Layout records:
Begin

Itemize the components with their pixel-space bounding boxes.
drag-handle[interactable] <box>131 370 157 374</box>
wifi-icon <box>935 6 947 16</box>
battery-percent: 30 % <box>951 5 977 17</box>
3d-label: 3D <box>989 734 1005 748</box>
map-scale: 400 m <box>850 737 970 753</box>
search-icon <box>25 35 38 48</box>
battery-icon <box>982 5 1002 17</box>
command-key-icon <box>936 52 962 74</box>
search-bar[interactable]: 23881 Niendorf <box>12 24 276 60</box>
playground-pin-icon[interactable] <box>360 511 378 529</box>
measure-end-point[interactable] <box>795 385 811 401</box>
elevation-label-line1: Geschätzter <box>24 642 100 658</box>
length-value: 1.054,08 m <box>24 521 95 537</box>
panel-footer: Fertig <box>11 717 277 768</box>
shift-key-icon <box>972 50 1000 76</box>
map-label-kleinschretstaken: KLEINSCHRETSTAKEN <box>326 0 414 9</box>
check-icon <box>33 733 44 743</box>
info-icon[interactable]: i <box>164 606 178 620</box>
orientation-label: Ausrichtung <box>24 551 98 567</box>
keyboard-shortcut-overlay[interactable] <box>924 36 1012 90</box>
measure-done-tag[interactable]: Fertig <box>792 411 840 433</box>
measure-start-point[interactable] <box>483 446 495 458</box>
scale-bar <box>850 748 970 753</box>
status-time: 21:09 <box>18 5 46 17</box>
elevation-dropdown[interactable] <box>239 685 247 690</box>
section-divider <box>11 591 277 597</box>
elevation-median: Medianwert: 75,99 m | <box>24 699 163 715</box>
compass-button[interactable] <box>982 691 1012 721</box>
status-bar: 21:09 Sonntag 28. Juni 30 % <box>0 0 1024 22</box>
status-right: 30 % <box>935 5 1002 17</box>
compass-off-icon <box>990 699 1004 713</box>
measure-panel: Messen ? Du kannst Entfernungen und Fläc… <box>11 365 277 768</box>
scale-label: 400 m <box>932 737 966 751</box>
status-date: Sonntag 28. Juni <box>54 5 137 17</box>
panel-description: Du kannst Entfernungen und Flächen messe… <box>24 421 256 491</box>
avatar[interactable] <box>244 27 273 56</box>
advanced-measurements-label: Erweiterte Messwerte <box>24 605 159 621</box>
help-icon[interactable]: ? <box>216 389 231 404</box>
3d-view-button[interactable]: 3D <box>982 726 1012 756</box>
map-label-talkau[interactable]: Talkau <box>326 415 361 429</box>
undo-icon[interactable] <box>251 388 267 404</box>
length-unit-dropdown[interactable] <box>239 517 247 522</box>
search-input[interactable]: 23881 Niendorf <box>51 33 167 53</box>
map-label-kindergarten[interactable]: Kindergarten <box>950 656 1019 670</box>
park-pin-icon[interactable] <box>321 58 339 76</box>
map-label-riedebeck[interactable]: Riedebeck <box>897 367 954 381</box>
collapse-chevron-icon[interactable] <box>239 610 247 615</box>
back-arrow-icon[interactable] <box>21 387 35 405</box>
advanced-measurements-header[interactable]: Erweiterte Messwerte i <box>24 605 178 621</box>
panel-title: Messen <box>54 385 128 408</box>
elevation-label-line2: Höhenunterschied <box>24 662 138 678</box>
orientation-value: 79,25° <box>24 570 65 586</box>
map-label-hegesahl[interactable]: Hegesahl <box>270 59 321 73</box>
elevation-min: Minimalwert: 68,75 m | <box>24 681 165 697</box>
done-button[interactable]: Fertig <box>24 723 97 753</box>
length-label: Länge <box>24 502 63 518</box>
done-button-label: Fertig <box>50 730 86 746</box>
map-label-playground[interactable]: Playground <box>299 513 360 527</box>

End

Please extract every line above that contains the string "panel".

panel-footer: Fertig <box>11 717 277 768</box>
measure-panel: Messen ? Du kannst Entfernungen und Fläc… <box>11 365 277 768</box>
panel-description: Du kannst Entfernungen und Flächen messe… <box>24 421 256 491</box>
panel-title: Messen <box>54 385 128 408</box>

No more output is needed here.